--- begin DATA ---

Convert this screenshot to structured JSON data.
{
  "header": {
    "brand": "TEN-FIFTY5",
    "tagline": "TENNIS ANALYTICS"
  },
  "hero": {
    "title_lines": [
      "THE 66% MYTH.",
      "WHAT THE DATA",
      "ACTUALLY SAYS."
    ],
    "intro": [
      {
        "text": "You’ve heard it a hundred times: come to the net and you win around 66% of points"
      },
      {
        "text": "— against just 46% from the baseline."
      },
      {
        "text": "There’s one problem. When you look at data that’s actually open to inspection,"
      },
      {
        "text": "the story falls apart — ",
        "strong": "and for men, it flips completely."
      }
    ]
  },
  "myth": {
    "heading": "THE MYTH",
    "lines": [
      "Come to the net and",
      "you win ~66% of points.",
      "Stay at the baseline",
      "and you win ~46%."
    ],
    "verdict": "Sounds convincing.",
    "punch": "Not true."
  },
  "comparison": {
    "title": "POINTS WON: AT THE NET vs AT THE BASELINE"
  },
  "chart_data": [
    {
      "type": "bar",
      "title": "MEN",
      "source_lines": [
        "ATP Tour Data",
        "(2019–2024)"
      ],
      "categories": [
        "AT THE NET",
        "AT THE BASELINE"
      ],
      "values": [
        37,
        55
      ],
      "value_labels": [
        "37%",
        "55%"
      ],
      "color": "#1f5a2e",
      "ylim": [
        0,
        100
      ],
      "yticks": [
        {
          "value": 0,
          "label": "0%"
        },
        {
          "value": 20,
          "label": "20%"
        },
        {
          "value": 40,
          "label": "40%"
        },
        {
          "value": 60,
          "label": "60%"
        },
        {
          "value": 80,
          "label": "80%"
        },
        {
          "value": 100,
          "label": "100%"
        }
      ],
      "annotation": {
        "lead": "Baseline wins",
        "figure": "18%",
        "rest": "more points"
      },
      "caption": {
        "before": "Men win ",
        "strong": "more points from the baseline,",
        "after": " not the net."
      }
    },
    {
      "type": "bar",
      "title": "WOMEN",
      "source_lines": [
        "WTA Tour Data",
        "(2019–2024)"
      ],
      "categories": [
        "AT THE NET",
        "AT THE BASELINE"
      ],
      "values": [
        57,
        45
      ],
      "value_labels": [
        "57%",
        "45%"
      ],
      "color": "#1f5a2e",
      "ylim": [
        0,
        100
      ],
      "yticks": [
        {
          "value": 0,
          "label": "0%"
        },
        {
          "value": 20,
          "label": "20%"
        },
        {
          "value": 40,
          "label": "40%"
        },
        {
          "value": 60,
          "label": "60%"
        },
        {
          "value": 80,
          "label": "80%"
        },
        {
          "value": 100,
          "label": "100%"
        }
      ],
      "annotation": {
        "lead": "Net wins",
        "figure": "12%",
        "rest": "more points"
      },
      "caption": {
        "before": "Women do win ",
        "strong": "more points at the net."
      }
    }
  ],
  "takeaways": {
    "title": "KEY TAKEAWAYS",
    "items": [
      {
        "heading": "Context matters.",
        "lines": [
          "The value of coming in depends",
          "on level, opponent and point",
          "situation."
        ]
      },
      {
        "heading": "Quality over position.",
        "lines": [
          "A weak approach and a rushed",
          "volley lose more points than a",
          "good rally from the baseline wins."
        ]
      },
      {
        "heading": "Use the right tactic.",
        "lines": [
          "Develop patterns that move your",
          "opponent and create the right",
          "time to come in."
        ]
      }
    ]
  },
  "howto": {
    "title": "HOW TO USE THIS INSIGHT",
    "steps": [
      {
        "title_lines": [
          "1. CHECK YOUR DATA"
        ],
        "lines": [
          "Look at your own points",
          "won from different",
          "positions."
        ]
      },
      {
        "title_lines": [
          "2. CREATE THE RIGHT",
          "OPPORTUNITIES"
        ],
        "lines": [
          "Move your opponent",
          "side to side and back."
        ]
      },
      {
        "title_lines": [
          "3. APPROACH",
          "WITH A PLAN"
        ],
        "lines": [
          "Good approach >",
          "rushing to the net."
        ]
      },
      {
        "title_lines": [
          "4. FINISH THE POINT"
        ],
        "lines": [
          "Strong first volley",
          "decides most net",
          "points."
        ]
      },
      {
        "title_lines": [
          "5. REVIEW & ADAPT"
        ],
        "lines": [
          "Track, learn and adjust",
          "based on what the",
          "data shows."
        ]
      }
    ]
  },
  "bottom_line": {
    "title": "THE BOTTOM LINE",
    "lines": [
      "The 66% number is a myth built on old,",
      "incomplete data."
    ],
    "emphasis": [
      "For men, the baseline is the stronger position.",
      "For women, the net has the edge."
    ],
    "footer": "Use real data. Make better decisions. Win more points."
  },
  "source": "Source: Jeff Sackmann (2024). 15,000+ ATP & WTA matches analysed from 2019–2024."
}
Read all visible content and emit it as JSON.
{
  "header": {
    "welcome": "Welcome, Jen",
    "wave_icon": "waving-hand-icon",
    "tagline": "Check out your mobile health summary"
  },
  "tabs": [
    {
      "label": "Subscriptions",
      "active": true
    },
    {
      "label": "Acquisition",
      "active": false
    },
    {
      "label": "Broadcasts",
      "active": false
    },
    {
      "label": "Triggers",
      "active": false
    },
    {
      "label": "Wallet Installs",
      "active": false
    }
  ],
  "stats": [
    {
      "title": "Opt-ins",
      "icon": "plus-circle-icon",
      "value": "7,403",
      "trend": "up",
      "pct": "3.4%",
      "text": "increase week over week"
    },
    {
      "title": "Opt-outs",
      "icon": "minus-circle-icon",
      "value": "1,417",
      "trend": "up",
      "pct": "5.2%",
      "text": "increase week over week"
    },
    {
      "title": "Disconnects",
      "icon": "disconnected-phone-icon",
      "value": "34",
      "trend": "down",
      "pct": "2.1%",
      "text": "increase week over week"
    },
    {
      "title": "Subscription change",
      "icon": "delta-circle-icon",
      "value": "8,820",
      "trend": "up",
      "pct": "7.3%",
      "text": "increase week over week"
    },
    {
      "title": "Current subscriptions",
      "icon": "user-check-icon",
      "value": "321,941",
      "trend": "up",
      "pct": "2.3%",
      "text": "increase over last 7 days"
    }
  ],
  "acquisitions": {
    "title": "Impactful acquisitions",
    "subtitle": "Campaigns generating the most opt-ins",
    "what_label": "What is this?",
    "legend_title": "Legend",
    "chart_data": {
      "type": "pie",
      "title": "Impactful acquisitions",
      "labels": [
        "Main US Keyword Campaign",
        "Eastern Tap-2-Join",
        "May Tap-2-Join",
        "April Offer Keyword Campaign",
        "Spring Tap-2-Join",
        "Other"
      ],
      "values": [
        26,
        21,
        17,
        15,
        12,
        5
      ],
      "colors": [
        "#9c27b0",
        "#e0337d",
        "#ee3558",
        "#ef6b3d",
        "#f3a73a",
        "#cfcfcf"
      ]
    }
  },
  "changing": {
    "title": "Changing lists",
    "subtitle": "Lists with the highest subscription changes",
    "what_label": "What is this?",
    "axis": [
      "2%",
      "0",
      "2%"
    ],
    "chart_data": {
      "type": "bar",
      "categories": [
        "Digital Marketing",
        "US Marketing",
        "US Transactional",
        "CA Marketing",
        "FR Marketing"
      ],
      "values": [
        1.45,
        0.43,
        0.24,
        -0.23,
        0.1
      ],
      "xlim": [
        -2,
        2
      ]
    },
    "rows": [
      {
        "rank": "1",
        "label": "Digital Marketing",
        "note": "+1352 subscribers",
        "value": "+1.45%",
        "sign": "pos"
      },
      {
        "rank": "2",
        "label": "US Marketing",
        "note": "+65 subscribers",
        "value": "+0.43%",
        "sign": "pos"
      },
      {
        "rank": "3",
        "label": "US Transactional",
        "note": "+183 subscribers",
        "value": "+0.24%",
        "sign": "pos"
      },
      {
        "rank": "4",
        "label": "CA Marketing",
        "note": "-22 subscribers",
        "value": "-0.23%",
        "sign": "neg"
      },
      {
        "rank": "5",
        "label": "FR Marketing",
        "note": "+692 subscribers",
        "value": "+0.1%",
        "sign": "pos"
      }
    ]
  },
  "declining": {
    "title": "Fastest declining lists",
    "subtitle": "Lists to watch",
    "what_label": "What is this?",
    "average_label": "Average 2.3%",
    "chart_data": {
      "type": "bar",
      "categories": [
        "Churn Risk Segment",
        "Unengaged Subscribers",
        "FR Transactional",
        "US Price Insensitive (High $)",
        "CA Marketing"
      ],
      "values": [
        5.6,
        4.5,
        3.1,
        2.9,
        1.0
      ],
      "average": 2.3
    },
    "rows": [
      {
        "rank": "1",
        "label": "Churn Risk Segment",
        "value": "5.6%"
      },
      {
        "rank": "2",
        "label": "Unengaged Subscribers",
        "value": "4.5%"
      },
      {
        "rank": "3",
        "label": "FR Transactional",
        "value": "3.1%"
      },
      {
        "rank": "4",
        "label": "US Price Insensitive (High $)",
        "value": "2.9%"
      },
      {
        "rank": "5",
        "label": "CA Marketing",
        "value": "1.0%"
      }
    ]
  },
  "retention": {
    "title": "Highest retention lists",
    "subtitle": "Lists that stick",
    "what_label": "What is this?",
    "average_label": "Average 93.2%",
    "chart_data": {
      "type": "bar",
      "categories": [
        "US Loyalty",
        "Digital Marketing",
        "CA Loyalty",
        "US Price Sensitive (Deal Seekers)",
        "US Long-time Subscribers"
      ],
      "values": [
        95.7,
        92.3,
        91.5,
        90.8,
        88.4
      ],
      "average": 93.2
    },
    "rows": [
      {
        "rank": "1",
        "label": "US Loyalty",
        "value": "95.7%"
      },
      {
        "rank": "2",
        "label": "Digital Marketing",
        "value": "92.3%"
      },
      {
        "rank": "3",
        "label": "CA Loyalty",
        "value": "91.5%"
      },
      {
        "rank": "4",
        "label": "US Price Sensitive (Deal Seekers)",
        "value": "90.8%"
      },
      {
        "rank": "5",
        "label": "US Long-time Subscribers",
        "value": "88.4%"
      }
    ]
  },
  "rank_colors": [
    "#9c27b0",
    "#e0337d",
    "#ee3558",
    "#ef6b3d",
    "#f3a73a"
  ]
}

--- end DATA ---

EXERCISE REQUIREMENTS
Select the lines that carry the string "opponent" and copy them.

CORRECT RESULT
          "on level, opponent and point",
          "opponent and create the right",
          "Move your opponent",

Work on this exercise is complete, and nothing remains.